___ Entries supplied

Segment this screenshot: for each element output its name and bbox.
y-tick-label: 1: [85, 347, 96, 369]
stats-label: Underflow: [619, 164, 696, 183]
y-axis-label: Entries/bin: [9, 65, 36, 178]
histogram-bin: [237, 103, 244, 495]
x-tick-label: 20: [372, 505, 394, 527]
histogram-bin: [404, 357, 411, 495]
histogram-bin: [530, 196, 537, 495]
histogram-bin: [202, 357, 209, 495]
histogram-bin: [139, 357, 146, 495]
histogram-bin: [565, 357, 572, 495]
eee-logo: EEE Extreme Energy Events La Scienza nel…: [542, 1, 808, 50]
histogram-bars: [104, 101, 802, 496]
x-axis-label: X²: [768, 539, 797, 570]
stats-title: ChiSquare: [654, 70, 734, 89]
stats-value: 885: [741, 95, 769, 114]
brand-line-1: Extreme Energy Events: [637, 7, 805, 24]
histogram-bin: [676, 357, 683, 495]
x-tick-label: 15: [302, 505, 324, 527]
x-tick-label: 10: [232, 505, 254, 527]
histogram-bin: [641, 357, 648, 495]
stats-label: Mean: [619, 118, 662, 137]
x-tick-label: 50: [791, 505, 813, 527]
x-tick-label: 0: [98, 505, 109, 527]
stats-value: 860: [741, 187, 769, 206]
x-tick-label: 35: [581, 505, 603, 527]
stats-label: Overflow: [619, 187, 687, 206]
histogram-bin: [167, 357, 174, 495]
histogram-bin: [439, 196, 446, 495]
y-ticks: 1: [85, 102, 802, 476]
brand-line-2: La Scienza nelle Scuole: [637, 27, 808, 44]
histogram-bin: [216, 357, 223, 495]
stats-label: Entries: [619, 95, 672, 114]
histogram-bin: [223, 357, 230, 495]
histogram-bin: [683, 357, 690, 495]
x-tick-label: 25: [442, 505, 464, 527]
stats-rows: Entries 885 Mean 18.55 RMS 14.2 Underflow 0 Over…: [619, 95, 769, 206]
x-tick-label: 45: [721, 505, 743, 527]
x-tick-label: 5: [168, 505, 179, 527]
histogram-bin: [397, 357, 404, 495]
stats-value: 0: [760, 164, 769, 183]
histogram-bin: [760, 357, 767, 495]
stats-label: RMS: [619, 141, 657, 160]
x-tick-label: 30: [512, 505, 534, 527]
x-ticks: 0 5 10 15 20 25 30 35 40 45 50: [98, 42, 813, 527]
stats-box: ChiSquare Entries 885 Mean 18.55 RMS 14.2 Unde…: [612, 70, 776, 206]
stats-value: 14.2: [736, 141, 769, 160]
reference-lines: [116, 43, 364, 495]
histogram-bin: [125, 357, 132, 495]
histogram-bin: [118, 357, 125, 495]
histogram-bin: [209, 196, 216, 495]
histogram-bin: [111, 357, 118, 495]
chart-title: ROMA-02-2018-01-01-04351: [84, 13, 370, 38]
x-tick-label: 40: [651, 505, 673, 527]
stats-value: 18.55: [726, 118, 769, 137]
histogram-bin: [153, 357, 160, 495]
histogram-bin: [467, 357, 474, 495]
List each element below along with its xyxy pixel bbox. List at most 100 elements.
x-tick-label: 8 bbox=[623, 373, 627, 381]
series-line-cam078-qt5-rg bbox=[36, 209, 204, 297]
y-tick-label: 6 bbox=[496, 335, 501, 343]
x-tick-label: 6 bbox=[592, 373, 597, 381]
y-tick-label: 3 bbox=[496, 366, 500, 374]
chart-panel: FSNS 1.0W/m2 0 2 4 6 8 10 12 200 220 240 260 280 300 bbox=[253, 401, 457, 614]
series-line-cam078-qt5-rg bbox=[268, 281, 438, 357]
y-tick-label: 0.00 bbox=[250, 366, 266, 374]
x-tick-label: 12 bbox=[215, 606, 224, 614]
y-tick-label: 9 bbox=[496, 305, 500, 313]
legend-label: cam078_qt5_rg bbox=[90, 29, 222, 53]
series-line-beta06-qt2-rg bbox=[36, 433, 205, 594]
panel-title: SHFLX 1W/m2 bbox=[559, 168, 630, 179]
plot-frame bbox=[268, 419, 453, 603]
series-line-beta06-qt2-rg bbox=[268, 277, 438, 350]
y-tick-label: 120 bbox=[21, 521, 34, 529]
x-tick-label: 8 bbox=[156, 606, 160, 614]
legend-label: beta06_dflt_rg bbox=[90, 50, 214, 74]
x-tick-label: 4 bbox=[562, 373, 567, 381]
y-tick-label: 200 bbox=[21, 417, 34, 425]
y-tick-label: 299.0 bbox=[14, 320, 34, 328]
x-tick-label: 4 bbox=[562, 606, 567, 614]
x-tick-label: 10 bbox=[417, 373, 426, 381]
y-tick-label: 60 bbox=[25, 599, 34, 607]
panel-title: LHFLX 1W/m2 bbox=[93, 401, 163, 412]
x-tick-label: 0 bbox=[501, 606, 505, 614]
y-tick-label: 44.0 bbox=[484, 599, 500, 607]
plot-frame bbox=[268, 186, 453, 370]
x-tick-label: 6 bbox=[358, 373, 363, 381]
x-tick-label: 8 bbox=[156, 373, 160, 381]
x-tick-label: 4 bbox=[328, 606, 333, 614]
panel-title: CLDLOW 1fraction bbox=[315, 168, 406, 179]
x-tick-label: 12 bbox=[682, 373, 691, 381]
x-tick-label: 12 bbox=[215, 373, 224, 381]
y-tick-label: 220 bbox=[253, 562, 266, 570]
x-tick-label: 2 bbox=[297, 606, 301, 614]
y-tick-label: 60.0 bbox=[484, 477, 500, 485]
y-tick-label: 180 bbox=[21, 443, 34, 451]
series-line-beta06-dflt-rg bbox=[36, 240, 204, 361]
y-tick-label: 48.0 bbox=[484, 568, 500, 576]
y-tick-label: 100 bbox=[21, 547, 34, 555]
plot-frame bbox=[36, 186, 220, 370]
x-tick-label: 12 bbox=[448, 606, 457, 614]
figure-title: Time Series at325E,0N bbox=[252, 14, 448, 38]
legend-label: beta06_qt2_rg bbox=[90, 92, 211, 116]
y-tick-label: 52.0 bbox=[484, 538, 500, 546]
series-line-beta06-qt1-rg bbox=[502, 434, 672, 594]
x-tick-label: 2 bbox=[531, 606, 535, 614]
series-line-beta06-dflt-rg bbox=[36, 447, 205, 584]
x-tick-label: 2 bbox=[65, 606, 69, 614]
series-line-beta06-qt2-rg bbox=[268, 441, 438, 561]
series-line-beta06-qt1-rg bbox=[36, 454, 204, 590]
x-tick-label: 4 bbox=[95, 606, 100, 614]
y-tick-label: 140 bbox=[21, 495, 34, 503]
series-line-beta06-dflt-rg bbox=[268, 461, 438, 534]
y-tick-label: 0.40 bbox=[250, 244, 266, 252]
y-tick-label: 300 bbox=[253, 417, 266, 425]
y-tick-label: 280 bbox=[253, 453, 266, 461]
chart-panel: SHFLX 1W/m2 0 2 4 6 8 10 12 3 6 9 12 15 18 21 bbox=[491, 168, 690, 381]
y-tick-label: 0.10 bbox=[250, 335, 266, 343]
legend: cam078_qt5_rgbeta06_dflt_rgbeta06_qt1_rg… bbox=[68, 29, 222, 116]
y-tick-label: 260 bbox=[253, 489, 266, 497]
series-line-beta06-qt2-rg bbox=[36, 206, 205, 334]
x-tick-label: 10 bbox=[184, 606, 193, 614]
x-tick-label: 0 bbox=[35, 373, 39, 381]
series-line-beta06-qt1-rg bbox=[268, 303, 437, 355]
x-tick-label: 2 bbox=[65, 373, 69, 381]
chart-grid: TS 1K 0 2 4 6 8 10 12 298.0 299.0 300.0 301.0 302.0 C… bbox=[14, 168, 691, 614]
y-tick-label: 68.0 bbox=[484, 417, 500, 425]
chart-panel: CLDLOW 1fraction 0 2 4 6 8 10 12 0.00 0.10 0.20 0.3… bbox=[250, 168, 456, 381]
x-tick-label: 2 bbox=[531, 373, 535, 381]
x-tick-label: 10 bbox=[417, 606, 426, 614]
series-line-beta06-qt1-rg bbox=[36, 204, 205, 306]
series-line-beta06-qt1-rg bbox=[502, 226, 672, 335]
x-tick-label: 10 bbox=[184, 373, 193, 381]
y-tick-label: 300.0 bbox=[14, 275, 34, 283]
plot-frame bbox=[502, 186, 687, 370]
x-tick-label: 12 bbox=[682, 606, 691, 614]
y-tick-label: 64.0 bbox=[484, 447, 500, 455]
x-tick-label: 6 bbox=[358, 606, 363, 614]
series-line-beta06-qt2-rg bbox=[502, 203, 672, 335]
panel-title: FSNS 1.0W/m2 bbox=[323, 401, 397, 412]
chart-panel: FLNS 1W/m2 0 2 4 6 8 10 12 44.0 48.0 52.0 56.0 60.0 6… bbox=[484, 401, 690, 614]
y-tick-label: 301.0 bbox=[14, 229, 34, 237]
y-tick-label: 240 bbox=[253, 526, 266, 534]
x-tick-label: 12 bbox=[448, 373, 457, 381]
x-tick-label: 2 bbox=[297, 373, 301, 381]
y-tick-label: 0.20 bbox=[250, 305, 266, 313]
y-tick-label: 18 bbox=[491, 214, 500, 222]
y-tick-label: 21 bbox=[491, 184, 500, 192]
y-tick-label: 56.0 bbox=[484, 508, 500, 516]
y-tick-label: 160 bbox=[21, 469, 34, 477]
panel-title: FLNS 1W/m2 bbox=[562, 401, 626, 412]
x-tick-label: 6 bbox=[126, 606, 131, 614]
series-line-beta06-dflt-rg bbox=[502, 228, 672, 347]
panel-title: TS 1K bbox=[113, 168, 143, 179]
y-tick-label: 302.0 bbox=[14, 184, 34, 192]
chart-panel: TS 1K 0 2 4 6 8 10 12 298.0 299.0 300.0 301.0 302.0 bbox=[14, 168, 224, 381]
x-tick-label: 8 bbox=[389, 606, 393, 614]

______

● **Problem details**
Put the rows from the first line through the line containing "stats-value: 885: [741, 95, 769, 114]" into a Markdown table with the columns Line and Text, numbering each row and leaving out blank lines.

● **Response**
| Line | Text |
|---|---|
| 1 | Segment this screenshot: for each element output its name and bbox. |
| 2 | y-tick-label: 1: [85, 347, 96, 369] |
| 3 | stats-label: Underflow: [619, 164, 696, 183] |
| 4 | y-axis-label: Entries/bin: [9, 65, 36, 178] |
| 5 | histogram-bin: [237, 103, 244, 495] |
| 6 | x-tick-label: 20: [372, 505, 394, 527] |
| 7 | histogram-bin: [404, 357, 411, 495] |
| 8 | histogram-bin: [530, 196, 537, 495] |
| 9 | histogram-bin: [202, 357, 209, 495] |
| 10 | histogram-bin: [139, 357, 146, 495] |
| 11 | histogram-bin: [565, 357, 572, 495] |
| 12 | eee-logo: EEE Extreme Energy Events La Scienza nel…: [542, 1, 808, 50] |
| 13 | histogram-bars: [104, 101, 802, 496] |
| 14 | x-axis-label: X²: [768, 539, 797, 570] |
| 15 | stats-title: ChiSquare: [654, 70, 734, 89] |
| 16 | stats-value: 885: [741, 95, 769, 114] |